▶ [TASK DETAILS]: Select every line holding the word "운영자금" and copy it.

▶ [GIVEN DATA]:
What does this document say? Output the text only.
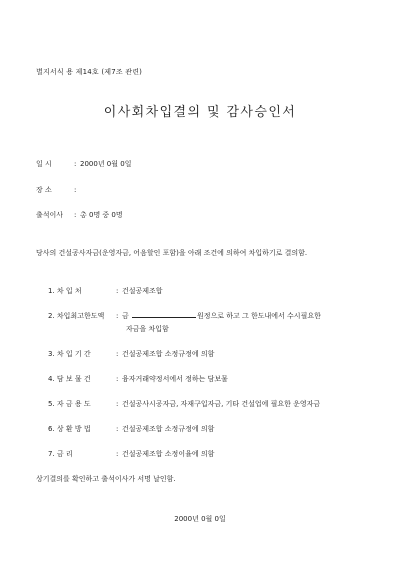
별지서식 용 제14호 (제7조 관련)
이사회차입결의 및 감사승인서
일 시	: 2000년 0월 0일
장 소	:
출석이사 : 총 0명 중 0명
당사의 건설공사자금(운영자금, 어음할인 포함)을 아래 조건에 의하여 차입하기로 결의함.
1. 차 입 처	: 건설공제조합
2. 차입최고한도액 : 금	원정으로 하고 그 한도내에서 수시필요한
자금을 차입함
3. 차 입 기 간	: 건설공제조합 소정규정에 의함
4. 담 보 물 건	: 융자거래약정서에서 정하는 담보물
5. 자 금 용 도	: 건설공사시공자금, 자재구입자금, 기타 건설업에 필요한 운영자금
6. 상 환 방 법	: 건설공제조합 소정규정에 의함
7. 금 리	: 건설공제조합 소정이율에 의함
상기결의를 확인하고 출석이사가 서명 날인함.
2000년 0월 0일
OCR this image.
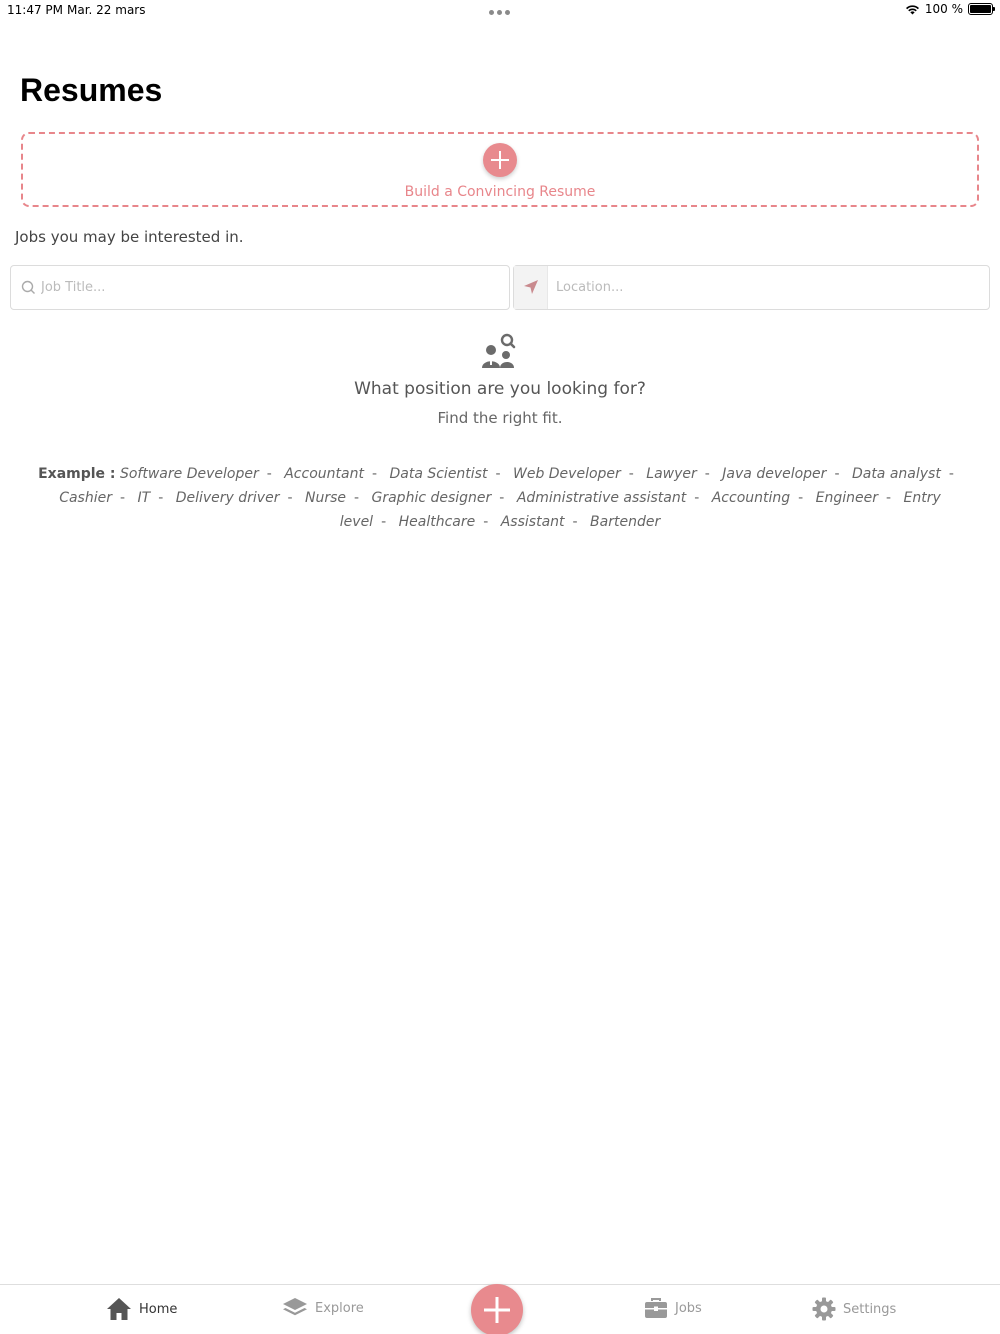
11:47 PM Mar. 22 mars	100 %
Resumes
Build a Convincing Resume
Jobs you may be interested in.
Job Title...
Location...
What position are you looking for?
Find the right fit.
Example : Software Developer - Accountant - Data Scientist - Web Developer - Lawyer - Java developer - Data analyst - Cashier - IT - Delivery driver - Nurse - Graphic designer - Administrative assistant - Accounting - Engineer - Entry level - Healthcare - Assistant - Bartender
Home	Explore	Jobs	Settings
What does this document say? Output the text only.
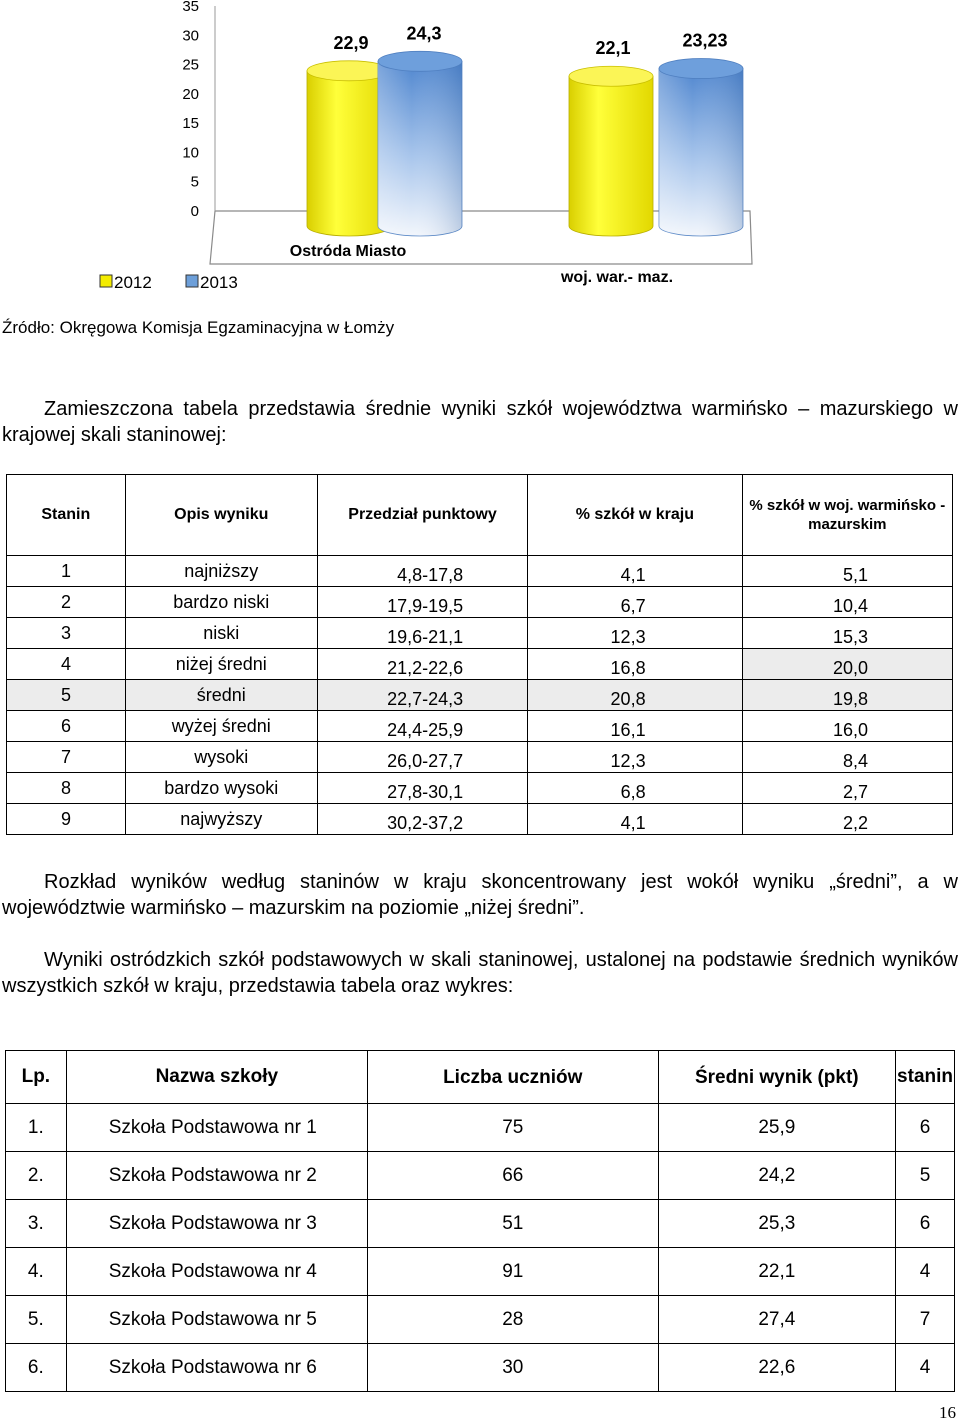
35
30
25
20
15
10
5
0
22,9 24,3
22,1	23,23
Ostróda Miasto
woj. war.- maz.
2012	2013
Źródło: Okręgowa Komisja Egzaminacyjna w Łomży
Zamieszczona tabela przedstawia średnie wyniki szkół województwa warmińsko – mazurskiego w krajowej skali staninowej:
Stanin	Opis wyniku	Przedział punktowy	% szkół w kraju	% szkół w woj. warmińsko -mazurskim
1	najniższy	4,8-17,8	4,1	5,1
2	bardzo niski	17,9-19,5	6,7	10,4
3	niski	19,6-21,1	12,3	15,3
4	niżej średni	21,2-22,6	16,8	20,0
5	średni	22,7-24,3	20,8	19,8
6	wyżej średni	24,4-25,9	16,1	16,0
7	wysoki	26,0-27,7	12,3	8,4
8	bardzo wysoki	27,8-30,1	6,8	2,7
9	najwyższy	30,2-37,2	4,1	2,2
Rozkład wyników według staninów w kraju skoncentrowany jest wokół wyniku „średni”, a w województwie warmińsko – mazurskim na poziomie „niżej średni”.
Wyniki ostródzkich szkół podstawowych w skali staninowej, ustalonej na podstawie średnich wyników wszystkich szkół w kraju, przedstawia tabela oraz wykres:
Lp.	Nazwa szkoły	Liczba uczniów	Średni wynik (pkt)	stanin
1.	Szkoła Podstawowa nr 1	75	25,9	6
2.	Szkoła Podstawowa nr 2	66	24,2	5
3.	Szkoła Podstawowa nr 3	51	25,3	6
4.	Szkoła Podstawowa nr 4	91	22,1	4
5.	Szkoła Podstawowa nr 5	28	27,4	7
6.	Szkoła Podstawowa nr 6	30	22,6	4
16
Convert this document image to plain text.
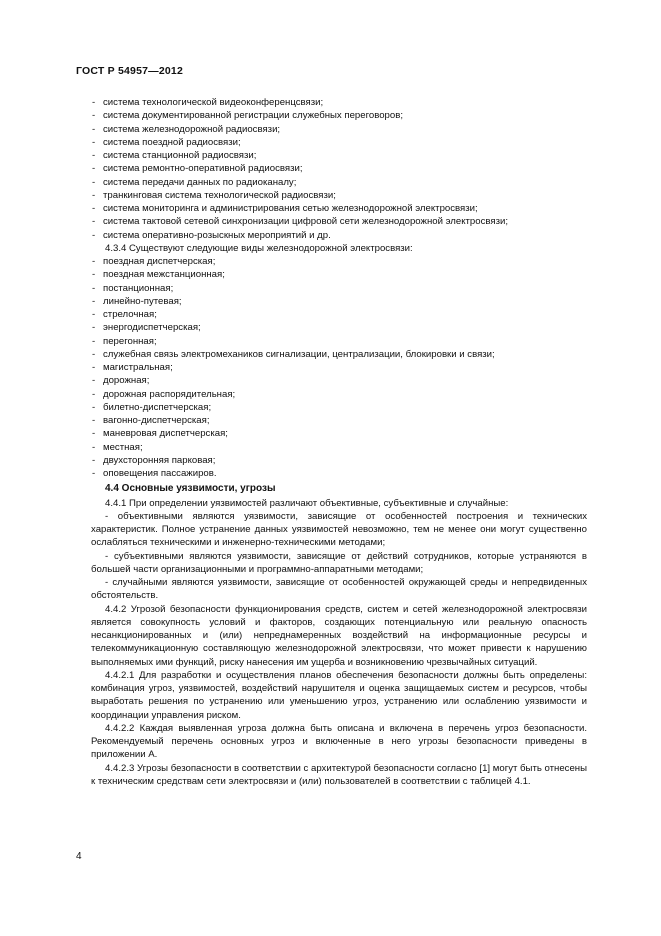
ГОСТ Р 54957—2012
- система технологической видеоконференцсвязи;
- система документированной регистрации служебных переговоров;
- система железнодорожной радиосвязи;
- система поездной радиосвязи;
- система станционной радиосвязи;
- система ремонтно-оперативной радиосвязи;
- система передачи данных по радиоканалу;
- транкинговая система технологической радиосвязи;
- система мониторинга и администрирования сетью железнодорожной электросвязи;
- система тактовой сетевой синхронизации цифровой сети железнодорожной электросвязи;
- система оперативно-розыскных мероприятий и др.
4.3.4 Существуют следующие виды железнодорожной электросвязи:
- поездная диспетчерская;
- поездная межстанционная;
- постанционная;
- линейно-путевая;
- стрелочная;
- энергодиспетчерская;
- перегонная;
- служебная связь электромехаников сигнализации, централизации, блокировки и связи;
- магистральная;
- дорожная;
- дорожная распорядительная;
- билетно-диспетчерская;
- вагонно-диспетчерская;
- маневровая диспетчерская;
- местная;
- двухсторонняя парковая;
- оповещения пассажиров.
4.4 Основные уязвимости, угрозы
4.4.1 При определении уязвимостей различают объективные, субъективные и случайные:
- объективными являются уязвимости, зависящие от особенностей построения и технических характеристик. Полное устранение данных уязвимостей невозможно, тем не менее они могут существенно ослабляться техническими и инженерно-техническими методами;
- субъективными являются уязвимости, зависящие от действий сотрудников, которые устраняются в большей части организационными и программно-аппаратными методами;
- случайными являются уязвимости, зависящие от особенностей окружающей среды и непредвиденных обстоятельств.
4.4.2 Угрозой безопасности функционирования средств, систем и сетей железнодорожной электросвязи является совокупность условий и факторов, создающих потенциальную или реальную опасность несанкционированных и (или) непреднамеренных воздействий на информационные ресурсы и телекоммуникационную составляющую железнодорожной электросвязи, что может привести к нарушению выполняемых ими функций, риску нанесения им ущерба и возникновению чрезвычайных ситуаций.
4.4.2.1 Для разработки и осуществления планов обеспечения безопасности должны быть определены: комбинация угроз, уязвимостей, воздействий нарушителя и оценка защищаемых систем и ресурсов, чтобы выработать решения по устранению или уменьшению угроз, устранению или ослаблению уязвимости и координации управления риском.
4.4.2.2 Каждая выявленная угроза должна быть описана и включена в перечень угроз безопасности. Рекомендуемый перечень основных угроз и включенные в него угрозы безопасности приведены в приложении А.
4.4.2.3 Угрозы безопасности в соответствии с архитектурой безопасности согласно [1] могут быть отнесены к техническим средствам сети электросвязи и (или) пользователей в соответствии с таблицей 4.1.
4
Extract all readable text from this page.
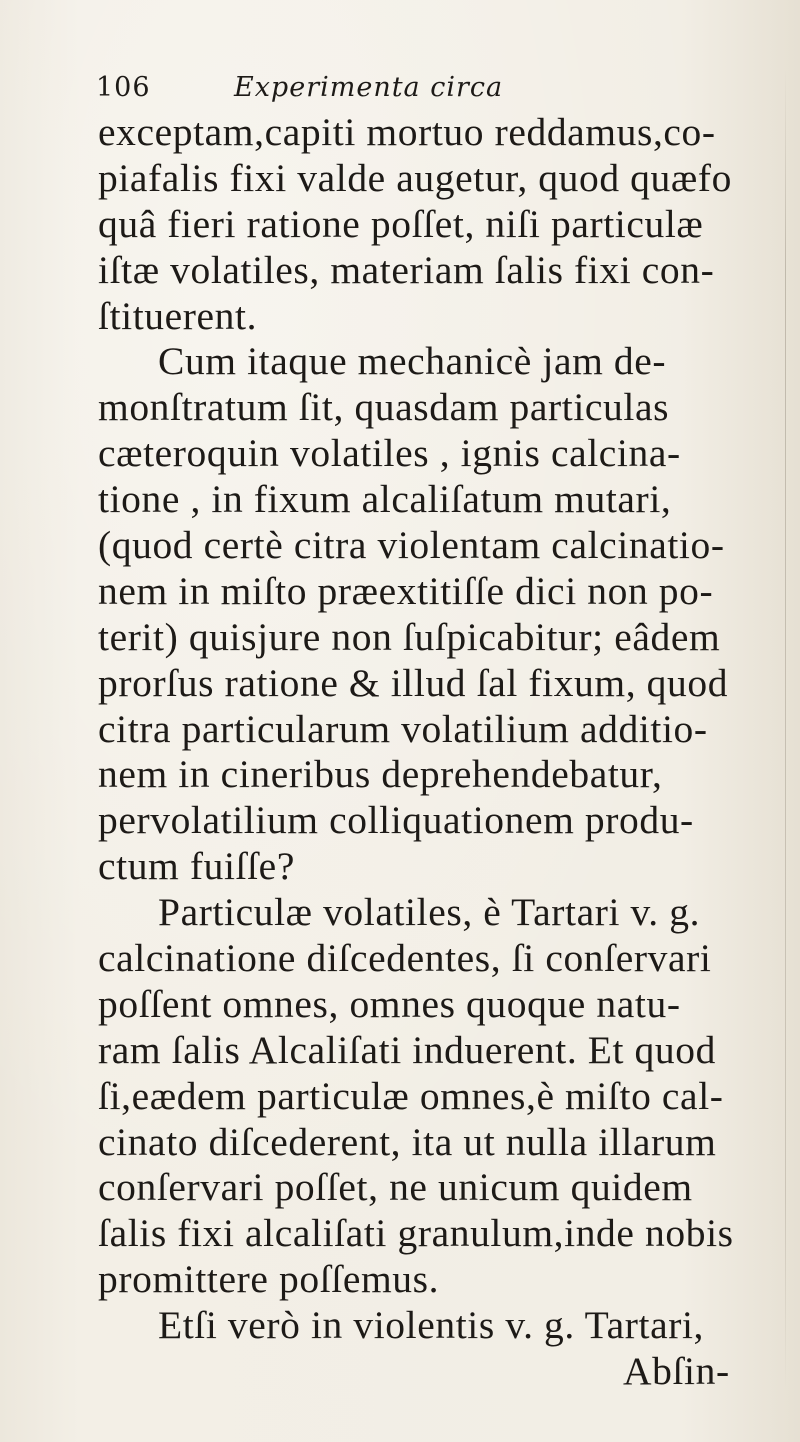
106	Experimenta circa
exceptam,capiti mortuo reddamus,co-
piafalis fixi valde augetur, quod quæfo
quâ fieri ratione poſſet, niſi particulæ
iſtæ volatiles, materiam ſalis fixi con-
ſtituerent.
Cum itaque mechanicè jam de-
monſtratum ſit, quasdam particulas
cæteroquin volatiles , ignis calcina-
tione , in fixum alcaliſatum mutari,
(quod certè citra violentam calcinatio-
nem in miſto præextitiſſe dici non po-
terit) quisjure non ſuſpicabitur; eâdem
prorſus ratione & illud ſal fixum, quod
citra particularum volatilium additio-
nem in cineribus deprehendebatur,
pervolatilium colliquationem produ-
ctum fuiſſe?
Particulæ volatiles, è Tartari v. g.
calcinatione diſcedentes, ſi conſervari
poſſent omnes, omnes quoque natu-
ram ſalis Alcaliſati induerent. Et quod
ſi,eædem particulæ omnes,è miſto cal-
cinato diſcederent, ita ut nulla illarum
conſervari poſſet, ne unicum quidem
ſalis fixi alcaliſati granulum,inde nobis
promittere poſſemus.
Etſi verò in violentis v. g. Tartari,
Abſin-
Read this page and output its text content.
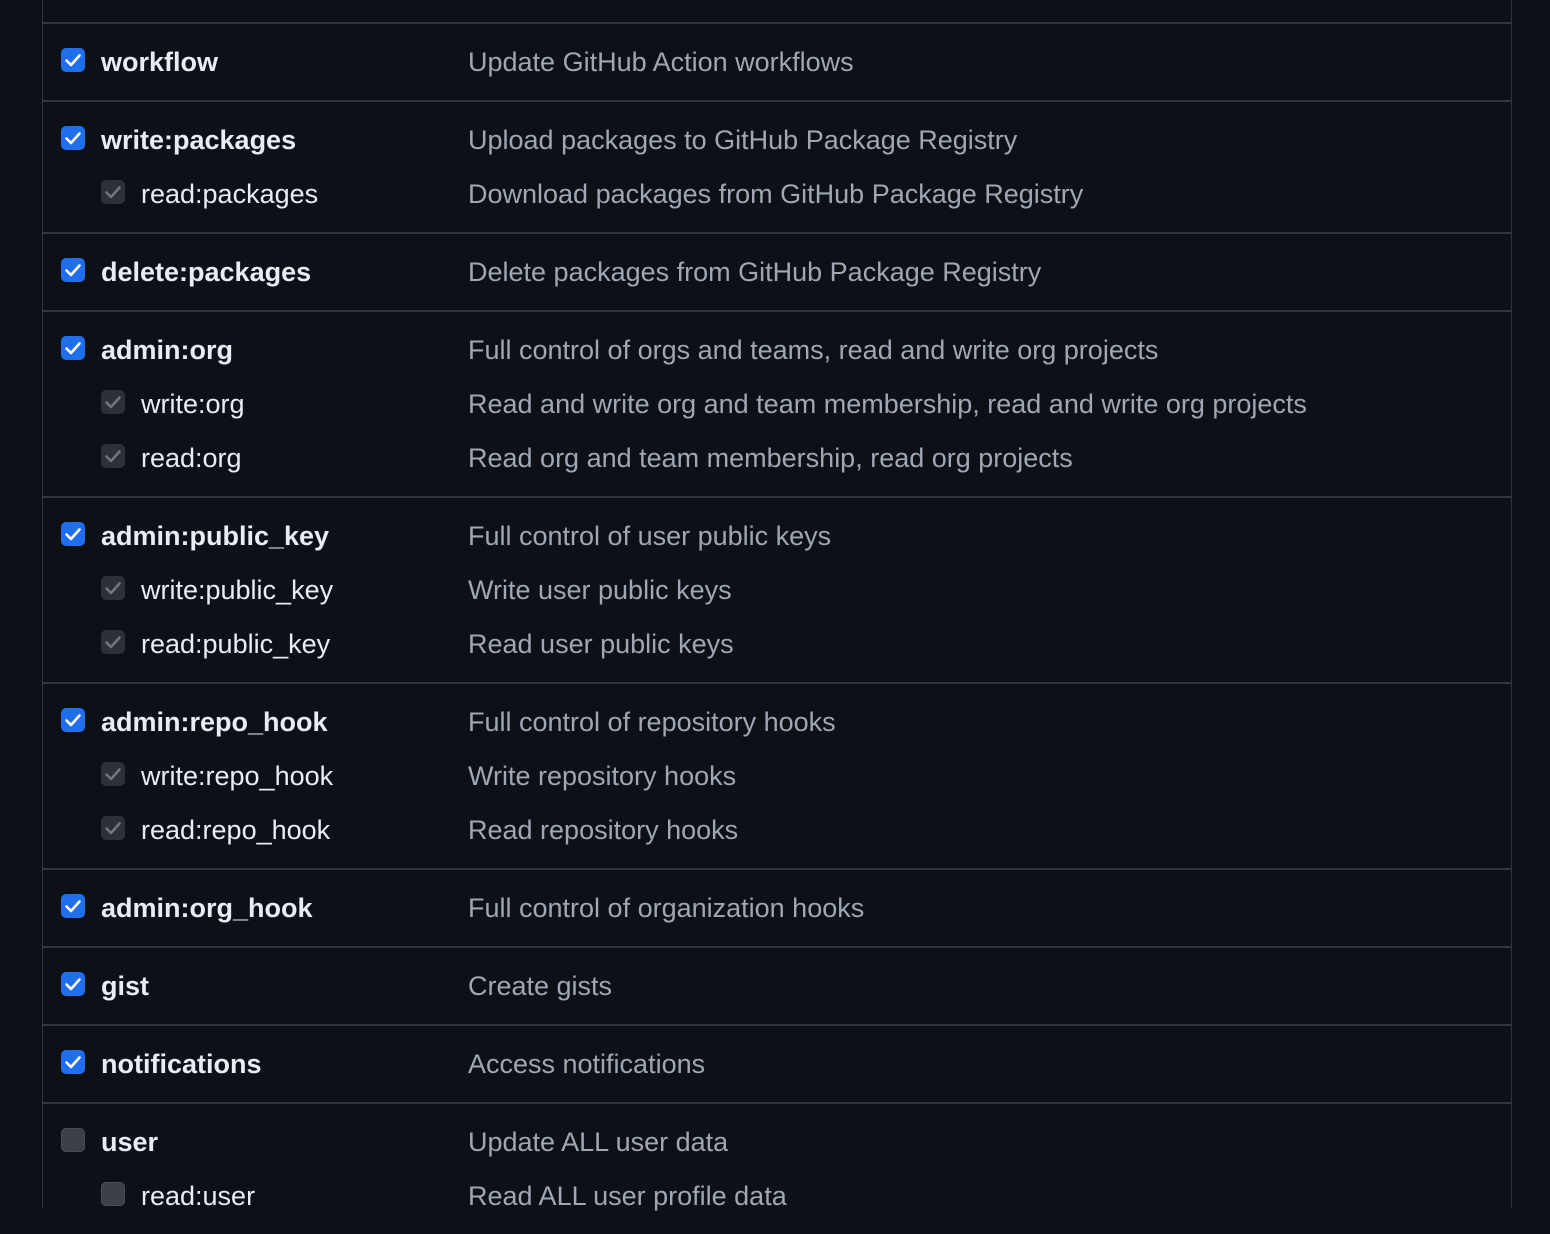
workflow	Update GitHub Action workflows
write:packages	Upload packages to GitHub Package Registry
read:packages	Download packages from GitHub Package Registry
delete:packages	Delete packages from GitHub Package Registry
admin:org	Full control of orgs and teams, read and write org projects
write:org	Read and write org and team membership, read and write org projects
read:org	Read org and team membership, read org projects
admin:public_key	Full control of user public keys
write:public_key	Write user public keys
read:public_key	Read user public keys
admin:repo_hook	Full control of repository hooks
write:repo_hook	Write repository hooks
read:repo_hook	Read repository hooks
admin:org_hook	Full control of organization hooks
gist	Create gists
notifications	Access notifications
user	Update ALL user data
read:user	Read ALL user profile data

▶ [FULL RESPONSE]:
당사의 건설공사자금(운영자금, 어음할인 포함)을 아래 조건에 의하여 차입하기로 결의함.
5. 자 금 용 도	: 건설공사시공자금, 자재구입자금, 기타 건설업에 필요한 운영자금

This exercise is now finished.